### Task prompt
Resume the commentary on Reid, De la Vega and accountability for torture, picking up right after its final sentence.

### Page excerpt

Reid: “No matter how I personally feel about torture, I think that we, as you’ve indicated, that we are a nation of law. And that’s why we have to get the facts.”
De la Vega: “There is rich disagreement about particulars, but – in broad terms, at least – I think it’s fair to say that the goals are: (1) a cohesive and irrefutable public narrative of the criminal activity; (2) an opportunity for victims to be heard in an open forum; (3) and accountability for the perpetrators of these crimes, from Bush and Cheney on down.”
I don’t think that’s fair at all and is at the very least stated in the reverse order. Many Americans want accountability in order to deter repetition. Narratives and victims’ statements do not accomplish that. De la Vega is neither a criminal like Cheney, nor a corrupt spineless collaborator like Reid. She’s a former federal prosecutor who wants people like Cheney prosecuted. So there is a danger that people will actually take her opinion seriously. They shouldn’t.

### Data extract
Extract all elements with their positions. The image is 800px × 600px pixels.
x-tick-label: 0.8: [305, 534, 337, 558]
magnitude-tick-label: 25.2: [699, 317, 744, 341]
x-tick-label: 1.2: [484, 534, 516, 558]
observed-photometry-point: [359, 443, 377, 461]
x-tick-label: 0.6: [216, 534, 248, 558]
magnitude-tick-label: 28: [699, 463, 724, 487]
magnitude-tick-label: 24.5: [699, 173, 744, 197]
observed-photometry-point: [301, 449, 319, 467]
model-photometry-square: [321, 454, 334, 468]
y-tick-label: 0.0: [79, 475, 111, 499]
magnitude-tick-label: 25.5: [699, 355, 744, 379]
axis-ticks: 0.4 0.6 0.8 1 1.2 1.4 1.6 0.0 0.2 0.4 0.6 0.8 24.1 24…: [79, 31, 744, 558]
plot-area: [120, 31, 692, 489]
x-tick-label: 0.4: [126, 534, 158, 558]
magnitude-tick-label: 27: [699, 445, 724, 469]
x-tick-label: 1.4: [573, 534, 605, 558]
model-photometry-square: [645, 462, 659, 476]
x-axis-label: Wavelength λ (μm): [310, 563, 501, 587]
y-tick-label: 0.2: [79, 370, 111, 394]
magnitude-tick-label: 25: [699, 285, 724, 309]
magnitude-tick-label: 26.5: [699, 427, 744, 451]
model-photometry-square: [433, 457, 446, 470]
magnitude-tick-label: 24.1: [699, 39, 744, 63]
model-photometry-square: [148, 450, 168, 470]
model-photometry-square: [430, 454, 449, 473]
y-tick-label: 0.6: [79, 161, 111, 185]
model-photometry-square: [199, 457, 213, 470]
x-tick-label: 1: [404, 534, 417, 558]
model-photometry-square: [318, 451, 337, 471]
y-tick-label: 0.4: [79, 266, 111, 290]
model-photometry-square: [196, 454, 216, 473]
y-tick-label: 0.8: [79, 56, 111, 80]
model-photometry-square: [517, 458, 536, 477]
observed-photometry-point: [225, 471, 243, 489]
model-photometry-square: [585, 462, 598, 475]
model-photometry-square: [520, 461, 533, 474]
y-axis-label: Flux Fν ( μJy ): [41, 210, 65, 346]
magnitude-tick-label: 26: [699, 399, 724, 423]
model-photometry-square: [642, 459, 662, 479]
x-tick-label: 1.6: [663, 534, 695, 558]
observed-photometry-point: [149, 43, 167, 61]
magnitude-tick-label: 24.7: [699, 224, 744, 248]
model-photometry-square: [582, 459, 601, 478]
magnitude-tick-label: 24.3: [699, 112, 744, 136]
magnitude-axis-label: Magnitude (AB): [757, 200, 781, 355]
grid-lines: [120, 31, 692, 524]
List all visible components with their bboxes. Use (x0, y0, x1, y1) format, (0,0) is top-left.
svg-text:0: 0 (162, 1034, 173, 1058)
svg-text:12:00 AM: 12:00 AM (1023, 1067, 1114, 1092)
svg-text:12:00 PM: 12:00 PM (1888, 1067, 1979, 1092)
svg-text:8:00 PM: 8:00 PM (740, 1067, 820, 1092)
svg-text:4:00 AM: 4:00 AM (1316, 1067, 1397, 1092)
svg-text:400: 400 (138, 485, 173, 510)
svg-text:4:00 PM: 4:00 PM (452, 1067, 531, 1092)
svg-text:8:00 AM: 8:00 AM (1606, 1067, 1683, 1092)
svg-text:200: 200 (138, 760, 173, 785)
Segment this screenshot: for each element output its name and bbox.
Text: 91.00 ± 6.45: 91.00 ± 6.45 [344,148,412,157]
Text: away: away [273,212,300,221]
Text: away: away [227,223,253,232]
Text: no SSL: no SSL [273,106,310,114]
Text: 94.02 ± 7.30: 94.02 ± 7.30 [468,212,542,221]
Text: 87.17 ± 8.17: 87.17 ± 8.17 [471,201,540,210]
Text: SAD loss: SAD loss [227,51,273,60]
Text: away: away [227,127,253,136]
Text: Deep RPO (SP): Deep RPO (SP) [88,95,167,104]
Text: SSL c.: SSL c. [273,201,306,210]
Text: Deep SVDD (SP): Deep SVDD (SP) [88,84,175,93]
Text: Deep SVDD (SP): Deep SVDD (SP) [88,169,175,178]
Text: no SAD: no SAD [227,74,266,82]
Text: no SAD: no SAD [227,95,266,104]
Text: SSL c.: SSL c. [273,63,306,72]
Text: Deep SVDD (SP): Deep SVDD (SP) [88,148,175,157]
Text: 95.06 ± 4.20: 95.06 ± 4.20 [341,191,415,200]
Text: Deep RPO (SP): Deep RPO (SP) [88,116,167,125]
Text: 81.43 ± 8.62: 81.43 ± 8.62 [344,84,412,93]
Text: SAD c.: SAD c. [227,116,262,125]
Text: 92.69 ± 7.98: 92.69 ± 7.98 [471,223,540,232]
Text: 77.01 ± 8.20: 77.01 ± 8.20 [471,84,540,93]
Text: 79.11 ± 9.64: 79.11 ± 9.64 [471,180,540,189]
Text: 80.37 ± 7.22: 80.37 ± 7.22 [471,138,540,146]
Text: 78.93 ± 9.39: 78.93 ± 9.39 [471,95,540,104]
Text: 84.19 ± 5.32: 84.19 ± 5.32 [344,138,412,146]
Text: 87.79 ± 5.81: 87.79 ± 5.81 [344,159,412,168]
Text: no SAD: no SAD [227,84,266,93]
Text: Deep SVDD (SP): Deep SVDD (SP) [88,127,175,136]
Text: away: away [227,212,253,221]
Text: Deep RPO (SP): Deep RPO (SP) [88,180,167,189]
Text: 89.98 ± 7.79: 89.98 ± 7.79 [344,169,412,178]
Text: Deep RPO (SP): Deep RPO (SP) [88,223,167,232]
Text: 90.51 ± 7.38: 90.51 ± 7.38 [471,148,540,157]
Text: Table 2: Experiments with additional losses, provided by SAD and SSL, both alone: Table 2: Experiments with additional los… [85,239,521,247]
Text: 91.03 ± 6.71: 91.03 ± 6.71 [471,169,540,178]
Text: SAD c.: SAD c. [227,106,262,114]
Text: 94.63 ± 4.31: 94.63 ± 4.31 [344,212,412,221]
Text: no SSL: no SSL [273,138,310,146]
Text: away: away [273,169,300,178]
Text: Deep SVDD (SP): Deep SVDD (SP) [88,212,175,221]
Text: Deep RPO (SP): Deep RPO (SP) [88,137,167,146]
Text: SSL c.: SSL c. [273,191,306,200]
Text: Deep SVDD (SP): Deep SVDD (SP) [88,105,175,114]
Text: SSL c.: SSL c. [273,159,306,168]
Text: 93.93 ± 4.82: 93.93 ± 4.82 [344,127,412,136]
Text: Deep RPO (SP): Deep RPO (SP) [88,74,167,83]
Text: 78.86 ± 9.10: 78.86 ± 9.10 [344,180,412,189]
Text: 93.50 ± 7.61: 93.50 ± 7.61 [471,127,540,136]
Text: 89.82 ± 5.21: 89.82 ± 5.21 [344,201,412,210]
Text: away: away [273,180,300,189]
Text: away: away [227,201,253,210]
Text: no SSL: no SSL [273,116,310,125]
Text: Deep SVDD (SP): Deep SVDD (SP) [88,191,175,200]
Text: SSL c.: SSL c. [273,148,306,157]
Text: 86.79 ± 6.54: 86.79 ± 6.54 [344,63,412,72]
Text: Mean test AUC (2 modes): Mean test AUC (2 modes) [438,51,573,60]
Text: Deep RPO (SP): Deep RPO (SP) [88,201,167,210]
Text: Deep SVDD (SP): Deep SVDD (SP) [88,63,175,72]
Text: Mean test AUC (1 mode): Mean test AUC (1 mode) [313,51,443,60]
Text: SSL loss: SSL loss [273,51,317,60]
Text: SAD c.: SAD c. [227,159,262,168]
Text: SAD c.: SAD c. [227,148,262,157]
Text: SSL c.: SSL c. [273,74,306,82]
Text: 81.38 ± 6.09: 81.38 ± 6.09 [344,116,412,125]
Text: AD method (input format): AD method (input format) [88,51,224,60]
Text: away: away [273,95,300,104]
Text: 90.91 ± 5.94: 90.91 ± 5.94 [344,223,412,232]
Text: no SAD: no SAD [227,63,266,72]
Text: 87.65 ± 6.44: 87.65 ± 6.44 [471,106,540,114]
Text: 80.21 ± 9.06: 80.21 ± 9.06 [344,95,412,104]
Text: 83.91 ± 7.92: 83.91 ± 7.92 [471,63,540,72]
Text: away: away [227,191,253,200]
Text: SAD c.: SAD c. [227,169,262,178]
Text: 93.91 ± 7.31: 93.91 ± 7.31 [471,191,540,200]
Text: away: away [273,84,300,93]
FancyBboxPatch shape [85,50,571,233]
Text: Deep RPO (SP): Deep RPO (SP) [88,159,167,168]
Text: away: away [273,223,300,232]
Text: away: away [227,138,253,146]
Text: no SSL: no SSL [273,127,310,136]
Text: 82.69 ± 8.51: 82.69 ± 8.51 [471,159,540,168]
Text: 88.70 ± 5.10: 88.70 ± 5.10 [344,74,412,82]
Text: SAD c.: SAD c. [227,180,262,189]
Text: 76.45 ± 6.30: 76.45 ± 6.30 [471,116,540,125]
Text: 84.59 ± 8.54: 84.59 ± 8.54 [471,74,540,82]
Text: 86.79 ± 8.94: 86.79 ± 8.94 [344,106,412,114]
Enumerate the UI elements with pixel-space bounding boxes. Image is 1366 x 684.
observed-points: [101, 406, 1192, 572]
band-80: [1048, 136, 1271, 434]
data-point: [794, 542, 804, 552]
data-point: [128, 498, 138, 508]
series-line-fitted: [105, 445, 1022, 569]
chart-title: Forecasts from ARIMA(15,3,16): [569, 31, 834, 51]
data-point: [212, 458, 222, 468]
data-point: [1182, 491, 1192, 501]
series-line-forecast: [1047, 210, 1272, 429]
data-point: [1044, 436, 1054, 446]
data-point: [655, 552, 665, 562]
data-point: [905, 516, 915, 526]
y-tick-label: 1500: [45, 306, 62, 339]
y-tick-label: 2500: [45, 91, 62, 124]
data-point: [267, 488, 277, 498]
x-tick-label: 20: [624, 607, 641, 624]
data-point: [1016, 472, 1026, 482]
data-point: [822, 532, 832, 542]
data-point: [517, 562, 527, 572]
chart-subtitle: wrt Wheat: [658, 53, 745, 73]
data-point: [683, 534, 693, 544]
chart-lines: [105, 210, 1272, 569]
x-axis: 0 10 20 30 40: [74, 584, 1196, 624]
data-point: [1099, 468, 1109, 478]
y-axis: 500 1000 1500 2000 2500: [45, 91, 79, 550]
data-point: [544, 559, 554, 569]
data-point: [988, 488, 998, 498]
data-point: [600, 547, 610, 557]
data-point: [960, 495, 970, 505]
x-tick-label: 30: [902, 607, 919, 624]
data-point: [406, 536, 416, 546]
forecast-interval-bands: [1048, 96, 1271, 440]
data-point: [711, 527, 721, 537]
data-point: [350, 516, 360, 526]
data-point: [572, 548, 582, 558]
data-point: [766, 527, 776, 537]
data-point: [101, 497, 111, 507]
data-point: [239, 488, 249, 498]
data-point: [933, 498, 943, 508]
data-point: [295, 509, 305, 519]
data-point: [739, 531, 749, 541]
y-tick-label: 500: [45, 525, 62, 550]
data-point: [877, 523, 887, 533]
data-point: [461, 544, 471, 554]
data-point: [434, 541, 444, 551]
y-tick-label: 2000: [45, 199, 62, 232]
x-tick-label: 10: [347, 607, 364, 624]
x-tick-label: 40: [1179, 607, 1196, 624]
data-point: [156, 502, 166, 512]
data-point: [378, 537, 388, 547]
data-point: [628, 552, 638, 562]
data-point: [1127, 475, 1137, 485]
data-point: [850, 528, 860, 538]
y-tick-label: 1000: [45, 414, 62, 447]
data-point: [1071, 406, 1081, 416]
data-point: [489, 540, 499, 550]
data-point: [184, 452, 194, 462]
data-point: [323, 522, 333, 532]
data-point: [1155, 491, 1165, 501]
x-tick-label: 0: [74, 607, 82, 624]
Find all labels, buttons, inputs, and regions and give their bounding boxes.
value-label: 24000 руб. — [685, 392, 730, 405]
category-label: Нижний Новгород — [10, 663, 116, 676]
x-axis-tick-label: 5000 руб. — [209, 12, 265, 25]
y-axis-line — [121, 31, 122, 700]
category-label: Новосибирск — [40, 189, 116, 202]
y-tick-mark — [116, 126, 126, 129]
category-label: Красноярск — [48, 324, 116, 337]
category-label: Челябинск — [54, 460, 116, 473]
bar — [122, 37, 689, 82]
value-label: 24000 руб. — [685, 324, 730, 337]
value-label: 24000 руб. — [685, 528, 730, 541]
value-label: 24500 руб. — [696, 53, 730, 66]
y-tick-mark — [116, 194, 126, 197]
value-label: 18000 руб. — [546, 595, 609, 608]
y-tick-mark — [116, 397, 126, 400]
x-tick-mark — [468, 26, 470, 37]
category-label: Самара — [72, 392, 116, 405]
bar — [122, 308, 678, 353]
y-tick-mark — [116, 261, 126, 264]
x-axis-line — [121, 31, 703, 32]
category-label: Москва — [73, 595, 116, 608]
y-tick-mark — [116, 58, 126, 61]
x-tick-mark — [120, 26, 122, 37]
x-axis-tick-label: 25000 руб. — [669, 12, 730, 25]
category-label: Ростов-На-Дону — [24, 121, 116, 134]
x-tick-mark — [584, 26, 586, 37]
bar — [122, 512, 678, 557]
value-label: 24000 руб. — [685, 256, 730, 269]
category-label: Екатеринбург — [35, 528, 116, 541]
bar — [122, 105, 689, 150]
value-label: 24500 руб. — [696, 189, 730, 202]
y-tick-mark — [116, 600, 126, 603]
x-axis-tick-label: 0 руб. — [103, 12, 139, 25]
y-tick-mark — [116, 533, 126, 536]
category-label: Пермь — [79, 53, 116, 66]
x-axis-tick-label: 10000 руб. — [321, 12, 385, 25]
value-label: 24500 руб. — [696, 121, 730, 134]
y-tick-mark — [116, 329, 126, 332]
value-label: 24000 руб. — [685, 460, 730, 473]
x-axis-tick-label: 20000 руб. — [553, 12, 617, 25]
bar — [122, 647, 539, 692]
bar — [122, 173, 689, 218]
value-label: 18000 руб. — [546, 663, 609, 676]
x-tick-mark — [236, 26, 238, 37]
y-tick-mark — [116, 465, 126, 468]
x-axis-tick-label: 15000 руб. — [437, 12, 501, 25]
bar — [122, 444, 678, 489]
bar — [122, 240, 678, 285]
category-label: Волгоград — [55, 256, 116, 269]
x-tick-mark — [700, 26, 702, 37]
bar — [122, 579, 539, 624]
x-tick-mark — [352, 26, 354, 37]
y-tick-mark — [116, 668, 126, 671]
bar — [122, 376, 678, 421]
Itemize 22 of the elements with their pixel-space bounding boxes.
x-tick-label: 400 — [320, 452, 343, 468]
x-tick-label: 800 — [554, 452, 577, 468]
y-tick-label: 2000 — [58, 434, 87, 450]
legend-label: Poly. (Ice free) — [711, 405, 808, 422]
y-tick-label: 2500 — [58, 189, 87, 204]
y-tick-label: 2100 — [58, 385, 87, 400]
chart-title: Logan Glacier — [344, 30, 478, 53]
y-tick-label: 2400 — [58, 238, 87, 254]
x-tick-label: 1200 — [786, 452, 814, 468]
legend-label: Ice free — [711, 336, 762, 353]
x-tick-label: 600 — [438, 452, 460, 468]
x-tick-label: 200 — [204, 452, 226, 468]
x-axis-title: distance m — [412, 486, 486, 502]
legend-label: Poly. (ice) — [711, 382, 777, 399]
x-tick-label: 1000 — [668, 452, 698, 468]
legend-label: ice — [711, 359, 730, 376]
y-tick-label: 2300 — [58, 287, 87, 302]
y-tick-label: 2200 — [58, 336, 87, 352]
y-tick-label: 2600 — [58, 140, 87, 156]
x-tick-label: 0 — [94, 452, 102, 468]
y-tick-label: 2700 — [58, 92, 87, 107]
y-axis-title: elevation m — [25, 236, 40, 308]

### Reply to the task
De la Vega is a prosecutor, not a politician, not a historian, and not an activist. She believes that it is just as likely that people like Cheney will be prosecuted years from now as it is that they will be prosecuted soon. She believes it is just as likely that the whole gang will be prosecuted in one giant conspiracy case as it is that people like Bybee and Yoo will go down before Cheney and Bush are indicted. She believes, or at least considers it possible, that the U.S. Justice Department intends to enforce the law and is in fact delaying in order to acquire more evidence. She believes not only that decisions to prosecute shouldn’t be based on political pressure, but that in fact they are not.
Here’s de la Vega’s fantasy view of Obama and Holder:
“Notwithstanding the public statements that the president and attorney general made in connection with the release of the memos, I find cause for optimism in their actions. No smart lawyer who secretly wanted this entire issue to disappear would have released those torture memos. From a prosecutor’s point of view, the release of those memos with their authors’ names in full view was pretty much the same as releasing their photographs with bloody knives in hand. The president and the attorney general may not have said much, but what they did was quietly flip the switch on a searing bright light.”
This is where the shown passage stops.